__WRITTEN EXERCISE__. Exclude any images and output the remaining records exactly.

===== EXERCISE MATERIALS =====

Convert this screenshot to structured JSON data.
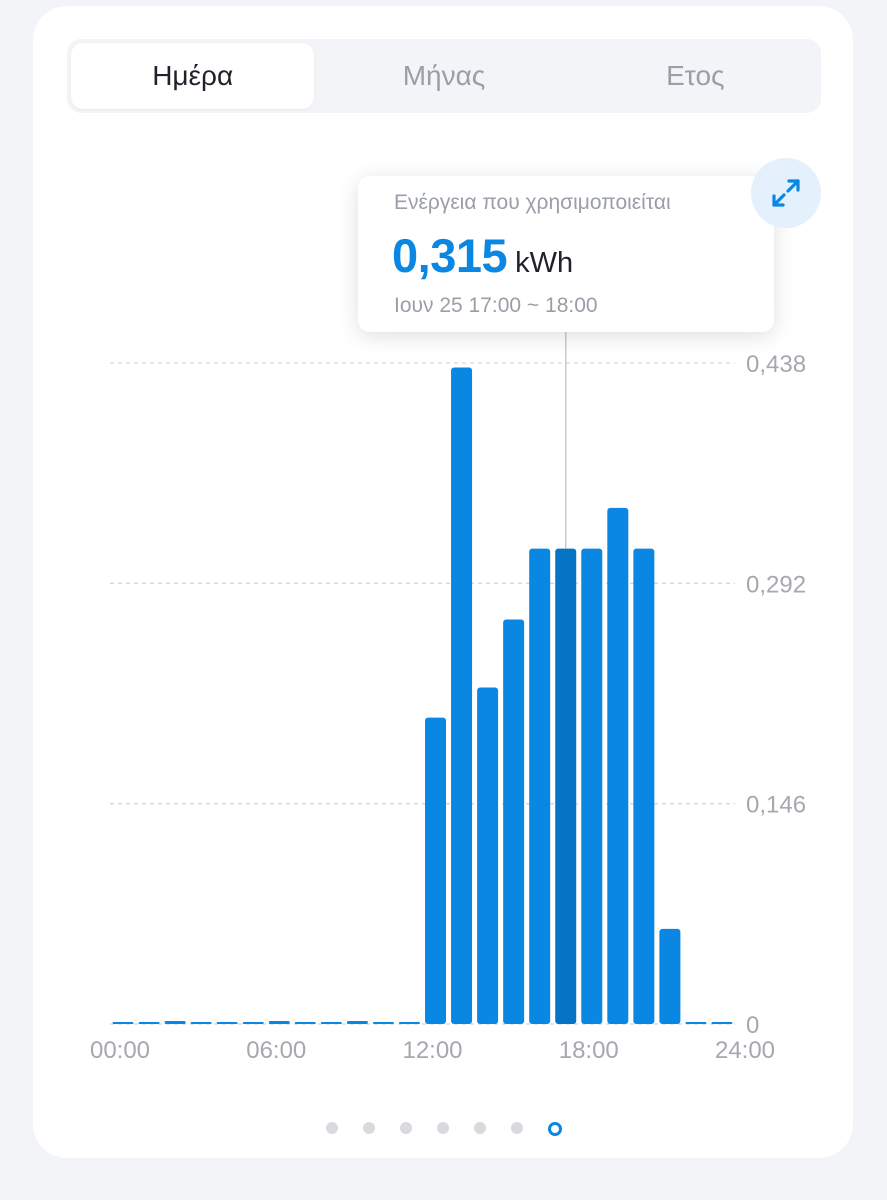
{
  "tabs": [
    {
      "label": "Ημέρα",
      "active": true
    },
    {
      "label": "Μήνας",
      "active": false
    },
    {
      "label": "Ετος",
      "active": false
    }
  ],
  "tooltip": {
    "label": "Ενέργεια που χρησιμοποιείται",
    "value": "0,315",
    "unit": "kWh",
    "time": "Ιουν 25 17:00 ~ 18:00"
  },
  "colors": {
    "accent": "#0a87e3",
    "bar": "#0a87e3",
    "bar_selected": "#0574c4"
  },
  "icons": {
    "expand": "expand-arrows-icon"
  },
  "pager": {
    "count": 7,
    "active_index": 6
  },
  "chart_data": {
    "type": "bar",
    "x": [
      0,
      1,
      2,
      3,
      4,
      5,
      6,
      7,
      8,
      9,
      10,
      11,
      12,
      13,
      14,
      15,
      16,
      17,
      18,
      19,
      20,
      21,
      22,
      23
    ],
    "values": [
      0.001,
      0.001,
      0.002,
      0.001,
      0.001,
      0.001,
      0.002,
      0.001,
      0.001,
      0.002,
      0.001,
      0.001,
      0.203,
      0.435,
      0.223,
      0.268,
      0.315,
      0.315,
      0.315,
      0.342,
      0.315,
      0.063,
      0,
      0
    ],
    "selected_index": 17,
    "xticks": [
      "00:00",
      "06:00",
      "12:00",
      "18:00",
      "24:00"
    ],
    "yticks": [
      "0",
      "0,146",
      "0,292",
      "0,438"
    ],
    "ylim": [
      0,
      0.438
    ],
    "xlim": [
      0,
      24
    ],
    "grid": true,
    "unit": "kWh"
  }
}
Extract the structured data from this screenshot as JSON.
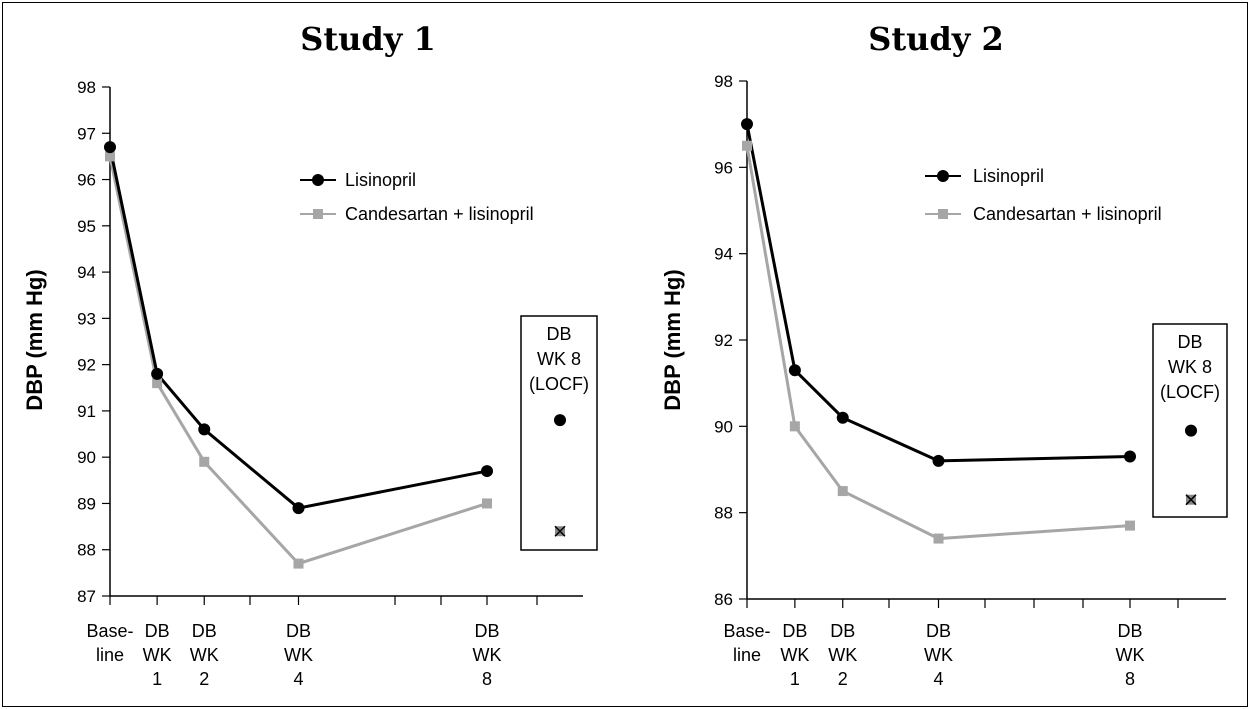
{
  "colors": {
    "lisinopril": "#000000",
    "combo": "#a6a6a6",
    "axis": "#000000"
  },
  "chart_data": [
    {
      "type": "line",
      "title": "Study 1",
      "ylabel": "DBP (mm Hg)",
      "ylim": [
        87,
        98
      ],
      "yticks": [
        "87",
        "88",
        "89",
        "90",
        "91",
        "92",
        "93",
        "94",
        "95",
        "96",
        "97",
        "98"
      ],
      "x_positions": [
        0,
        1,
        2,
        4,
        8
      ],
      "xtick_labels": [
        [
          "Base-",
          "line"
        ],
        [
          "DB",
          "WK",
          "1"
        ],
        [
          "DB",
          "WK",
          "2"
        ],
        [
          "DB",
          "WK",
          "4"
        ],
        [
          "DB",
          "WK",
          "8"
        ]
      ],
      "series": [
        {
          "name": "Lisinopril",
          "values": [
            96.7,
            91.8,
            90.6,
            88.9,
            89.7
          ],
          "locf": 90.8
        },
        {
          "name": "Candesartan + lisinopril",
          "values": [
            96.5,
            91.6,
            89.9,
            87.7,
            89.0
          ],
          "locf": 88.4
        }
      ],
      "box_label": [
        "DB",
        "WK 8",
        "(LOCF)"
      ],
      "legend_position": "top-right"
    },
    {
      "type": "line",
      "title": "Study 2",
      "ylabel": "DBP (mm Hg)",
      "ylim": [
        86,
        98
      ],
      "yticks": [
        "86",
        "88",
        "90",
        "92",
        "94",
        "96",
        "98"
      ],
      "x_positions": [
        0,
        1,
        2,
        4,
        8
      ],
      "xtick_labels": [
        [
          "Base-",
          "line"
        ],
        [
          "DB",
          "WK",
          "1"
        ],
        [
          "DB",
          "WK",
          "2"
        ],
        [
          "DB",
          "WK",
          "4"
        ],
        [
          "DB",
          "WK",
          "8"
        ]
      ],
      "series": [
        {
          "name": "Lisinopril",
          "values": [
            97.0,
            91.3,
            90.2,
            89.2,
            89.3
          ],
          "locf": 89.9
        },
        {
          "name": "Candesartan + lisinopril",
          "values": [
            96.5,
            90.0,
            88.5,
            87.4,
            87.7
          ],
          "locf": 88.3
        }
      ],
      "box_label": [
        "DB",
        "WK 8",
        "(LOCF)"
      ],
      "legend_position": "top-right"
    }
  ]
}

=====

__THE COMPLETED TASK__.
Convert this screenshot to structured JSON data.
{
  "tabs": [
    {
      "label": "Ημέρα",
      "active": true
    },
    {
      "label": "Μήνας",
      "active": false
    },
    {
      "label": "Ετος",
      "active": false
    }
  ],
  "tooltip": {
    "label": "Ενέργεια που χρησιμοποιείται",
    "value": "0,315",
    "unit": "kWh",
    "time": "Ιουν 25 17:00 ~ 18:00"
  },
  "colors": {
    "accent": "#0a87e3",
    "bar": "#0a87e3",
    "bar_selected": "#0574c4"
  },
  "icons": {
    "expand": "expand-arrows-icon"
  },
  "pager": {
    "count": 7,
    "active_index": 6
  },
  "chart_data": {
    "type": "bar",
    "x": [
      0,
      1,
      2,
      3,
      4,
      5,
      6,
      7,
      8,
      9,
      10,
      11,
      12,
      13,
      14,
      15,
      16,
      17,
      18,
      19,
      20,
      21,
      22,
      23
    ],
    "values": [
      0.001,
      0.001,
      0.002,
      0.001,
      0.001,
      0.001,
      0.002,
      0.001,
      0.001,
      0.002,
      0.001,
      0.001,
      0.203,
      0.435,
      0.223,
      0.268,
      0.315,
      0.315,
      0.315,
      0.342,
      0.315,
      0.063,
      0,
      0
    ],
    "selected_index": 17,
    "xticks": [
      "00:00",
      "06:00",
      "12:00",
      "18:00",
      "24:00"
    ],
    "yticks": [
      "0",
      "0,146",
      "0,292",
      "0,438"
    ],
    "ylim": [
      0,
      0.438
    ],
    "xlim": [
      0,
      24
    ],
    "grid": true,
    "unit": "kWh"
  }
}
Extract the structured data from this screenshot as JSON.
{
  "colors": {
    "lisinopril": "#000000",
    "combo": "#a6a6a6",
    "axis": "#000000"
  },
  "chart_data": [
    {
      "type": "line",
      "title": "Study 1",
      "ylabel": "DBP (mm Hg)",
      "ylim": [
        87,
        98
      ],
      "yticks": [
        "87",
        "88",
        "89",
        "90",
        "91",
        "92",
        "93",
        "94",
        "95",
        "96",
        "97",
        "98"
      ],
      "x_positions": [
        0,
        1,
        2,
        4,
        8
      ],
      "xtick_labels": [
        [
          "Base-",
          "line"
        ],
        [
          "DB",
          "WK",
          "1"
        ],
        [
          "DB",
          "WK",
          "2"
        ],
        [
          "DB",
          "WK",
          "4"
        ],
        [
          "DB",
          "WK",
          "8"
        ]
      ],
      "series": [
        {
          "name": "Lisinopril",
          "values": [
            96.7,
            91.8,
            90.6,
            88.9,
            89.7
          ],
          "locf": 90.8
        },
        {
          "name": "Candesartan + lisinopril",
          "values": [
            96.5,
            91.6,
            89.9,
            87.7,
            89.0
          ],
          "locf": 88.4
        }
      ],
      "box_label": [
        "DB",
        "WK 8",
        "(LOCF)"
      ],
      "legend_position": "top-right"
    },
    {
      "type": "line",
      "title": "Study 2",
      "ylabel": "DBP (mm Hg)",
      "ylim": [
        86,
        98
      ],
      "yticks": [
        "86",
        "88",
        "90",
        "92",
        "94",
        "96",
        "98"
      ],
      "x_positions": [
        0,
        1,
        2,
        4,
        8
      ],
      "xtick_labels": [
        [
          "Base-",
          "line"
        ],
        [
          "DB",
          "WK",
          "1"
        ],
        [
          "DB",
          "WK",
          "2"
        ],
        [
          "DB",
          "WK",
          "4"
        ],
        [
          "DB",
          "WK",
          "8"
        ]
      ],
      "series": [
        {
          "name": "Lisinopril",
          "values": [
            97.0,
            91.3,
            90.2,
            89.2,
            89.3
          ],
          "locf": 89.9
        },
        {
          "name": "Candesartan + lisinopril",
          "values": [
            96.5,
            90.0,
            88.5,
            87.4,
            87.7
          ],
          "locf": 88.3
        }
      ],
      "box_label": [
        "DB",
        "WK 8",
        "(LOCF)"
      ],
      "legend_position": "top-right"
    }
  ]
}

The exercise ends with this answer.